§ Исходный фрагмент:
****
Русские беседы: уходящая натура | страница 139
Турецкая «национальная революция» 1918-1923 гг. (хотя следовало бы, наверное, писать без кавычек) приводит к переучреждению государства за счет учреждения нации и одновременного забвения прошлого, когда то, что положено забыть, важнее того, что надлежит помнить. Ведь для этой новой Турции – второстепенного государства на окраине Средиземноморья – необходима была и армянская резня 1915, и страшная война с греками (незамеченная большей частью мира, случившись на задворках мировой истории), и утверждение новой общности, которая одновременно переставала быть и частью традиционного суннитского мира, символизируя свой разрыв и новой письменностью, и концом халифата.
****
(Извлечённые записи)
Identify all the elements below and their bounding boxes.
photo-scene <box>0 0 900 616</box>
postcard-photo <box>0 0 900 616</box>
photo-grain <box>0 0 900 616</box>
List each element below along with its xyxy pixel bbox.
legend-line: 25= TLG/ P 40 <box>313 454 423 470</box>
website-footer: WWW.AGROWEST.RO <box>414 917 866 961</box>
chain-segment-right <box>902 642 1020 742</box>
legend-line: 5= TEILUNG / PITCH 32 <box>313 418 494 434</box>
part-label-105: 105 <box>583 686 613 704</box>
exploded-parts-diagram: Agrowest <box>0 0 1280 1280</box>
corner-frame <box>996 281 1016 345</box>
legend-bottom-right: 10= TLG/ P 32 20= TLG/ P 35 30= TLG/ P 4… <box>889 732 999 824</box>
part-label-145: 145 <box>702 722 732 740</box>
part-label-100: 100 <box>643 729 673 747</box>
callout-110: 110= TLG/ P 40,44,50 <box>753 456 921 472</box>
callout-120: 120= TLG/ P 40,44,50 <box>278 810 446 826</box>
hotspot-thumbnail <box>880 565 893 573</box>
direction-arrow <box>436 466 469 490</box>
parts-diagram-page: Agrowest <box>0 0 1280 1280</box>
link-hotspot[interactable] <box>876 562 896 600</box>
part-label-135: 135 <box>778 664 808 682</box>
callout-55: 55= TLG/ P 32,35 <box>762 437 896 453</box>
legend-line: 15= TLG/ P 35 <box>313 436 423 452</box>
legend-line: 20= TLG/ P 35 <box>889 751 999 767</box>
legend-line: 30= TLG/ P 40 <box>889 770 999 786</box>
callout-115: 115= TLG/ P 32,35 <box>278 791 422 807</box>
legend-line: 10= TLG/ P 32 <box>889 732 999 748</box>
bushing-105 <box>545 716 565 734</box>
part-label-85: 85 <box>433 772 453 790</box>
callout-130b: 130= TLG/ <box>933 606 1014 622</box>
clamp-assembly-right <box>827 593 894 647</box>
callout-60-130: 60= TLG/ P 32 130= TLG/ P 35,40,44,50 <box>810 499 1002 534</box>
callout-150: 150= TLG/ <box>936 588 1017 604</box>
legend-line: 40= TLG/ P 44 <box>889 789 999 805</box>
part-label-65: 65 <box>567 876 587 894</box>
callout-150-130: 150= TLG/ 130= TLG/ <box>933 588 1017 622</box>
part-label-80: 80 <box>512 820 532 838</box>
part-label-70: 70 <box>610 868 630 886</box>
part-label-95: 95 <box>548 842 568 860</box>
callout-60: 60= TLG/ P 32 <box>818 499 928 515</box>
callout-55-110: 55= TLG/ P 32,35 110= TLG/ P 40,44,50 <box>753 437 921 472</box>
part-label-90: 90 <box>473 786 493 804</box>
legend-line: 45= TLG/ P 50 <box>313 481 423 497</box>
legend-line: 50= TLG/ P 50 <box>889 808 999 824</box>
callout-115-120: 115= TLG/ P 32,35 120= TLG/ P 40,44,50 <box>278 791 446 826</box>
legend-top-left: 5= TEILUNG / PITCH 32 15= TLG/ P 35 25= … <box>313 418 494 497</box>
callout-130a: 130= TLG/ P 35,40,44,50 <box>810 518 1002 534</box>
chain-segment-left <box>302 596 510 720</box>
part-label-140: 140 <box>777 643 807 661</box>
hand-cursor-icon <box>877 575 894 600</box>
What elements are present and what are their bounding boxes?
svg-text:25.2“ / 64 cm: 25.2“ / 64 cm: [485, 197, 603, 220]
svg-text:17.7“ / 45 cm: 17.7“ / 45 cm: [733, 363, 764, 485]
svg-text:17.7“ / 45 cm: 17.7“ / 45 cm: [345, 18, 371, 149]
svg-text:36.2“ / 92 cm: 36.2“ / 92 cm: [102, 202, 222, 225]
****
§ Условие задания:
Пожалуйста, перепечатайте исходный фрагмент полностью, ничего в нем не меняя.

§ Результат упражнения:
Русские беседы: уходящая натура | страница 139
Турецкая «национальная революция» 1918-1923 гг. (хотя следовало бы, наверное, писать без кавычек) приводит к переучреждению государства за счет учреждения нации и одновременного забвения прошлого, когда то, что положено забыть, важнее того, что надлежит помнить. Ведь для этой новой Турции – второстепенного государства на окраине Средиземноморья – необходима была и армянская резня 1915, и страшная война с греками (незамеченная большей частью мира, случившись на задворках мировой истории), и утверждение новой общности, которая одновременно переставала быть и частью традиционного суннитского мира, символизируя свой разрыв и новой письменностью, и концом халифата.